■ **Exercise instructions**: Pull out every line below containing the word "selection".

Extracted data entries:

• • • • • • •

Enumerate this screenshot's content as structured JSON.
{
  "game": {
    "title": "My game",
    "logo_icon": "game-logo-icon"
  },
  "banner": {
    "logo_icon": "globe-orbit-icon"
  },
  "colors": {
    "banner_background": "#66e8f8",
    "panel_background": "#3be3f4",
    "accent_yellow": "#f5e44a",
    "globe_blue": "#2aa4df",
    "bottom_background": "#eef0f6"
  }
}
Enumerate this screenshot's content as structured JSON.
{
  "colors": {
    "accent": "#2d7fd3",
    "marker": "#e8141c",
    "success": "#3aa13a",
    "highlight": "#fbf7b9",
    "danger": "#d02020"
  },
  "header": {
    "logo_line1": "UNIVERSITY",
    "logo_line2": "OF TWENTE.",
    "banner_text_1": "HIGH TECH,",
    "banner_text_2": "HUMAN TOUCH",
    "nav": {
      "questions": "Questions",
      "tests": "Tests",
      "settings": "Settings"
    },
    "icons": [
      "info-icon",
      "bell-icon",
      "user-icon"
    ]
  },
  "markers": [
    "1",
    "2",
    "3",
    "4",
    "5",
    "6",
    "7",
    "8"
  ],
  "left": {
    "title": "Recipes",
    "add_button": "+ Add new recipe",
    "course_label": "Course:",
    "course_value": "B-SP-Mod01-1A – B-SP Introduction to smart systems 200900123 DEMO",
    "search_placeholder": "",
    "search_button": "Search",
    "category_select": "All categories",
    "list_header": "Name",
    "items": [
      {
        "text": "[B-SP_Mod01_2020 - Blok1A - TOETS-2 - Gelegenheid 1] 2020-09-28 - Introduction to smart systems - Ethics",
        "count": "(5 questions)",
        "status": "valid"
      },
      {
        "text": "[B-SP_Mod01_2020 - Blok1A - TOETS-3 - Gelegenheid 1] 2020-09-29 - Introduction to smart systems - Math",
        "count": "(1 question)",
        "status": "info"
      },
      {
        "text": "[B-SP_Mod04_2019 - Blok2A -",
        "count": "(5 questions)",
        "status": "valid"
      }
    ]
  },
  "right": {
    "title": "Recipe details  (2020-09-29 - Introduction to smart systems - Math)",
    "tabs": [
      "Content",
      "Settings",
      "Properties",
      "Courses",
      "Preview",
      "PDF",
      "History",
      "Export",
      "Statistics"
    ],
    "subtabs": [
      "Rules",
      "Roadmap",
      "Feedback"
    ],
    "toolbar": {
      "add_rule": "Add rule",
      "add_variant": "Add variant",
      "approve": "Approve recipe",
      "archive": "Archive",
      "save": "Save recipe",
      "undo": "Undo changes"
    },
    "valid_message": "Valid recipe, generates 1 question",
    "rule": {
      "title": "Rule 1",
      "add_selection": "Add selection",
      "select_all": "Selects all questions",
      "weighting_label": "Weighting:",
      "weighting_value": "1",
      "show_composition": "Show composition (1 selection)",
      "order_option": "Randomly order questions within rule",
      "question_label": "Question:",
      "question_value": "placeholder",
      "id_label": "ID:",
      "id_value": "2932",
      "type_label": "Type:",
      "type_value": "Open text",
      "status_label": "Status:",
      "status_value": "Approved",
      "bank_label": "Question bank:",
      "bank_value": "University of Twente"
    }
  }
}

• • • • • • •

■ **Solution below**:
      "add_selection": "Add selection",
      "show_composition": "Show composition (1 selection)",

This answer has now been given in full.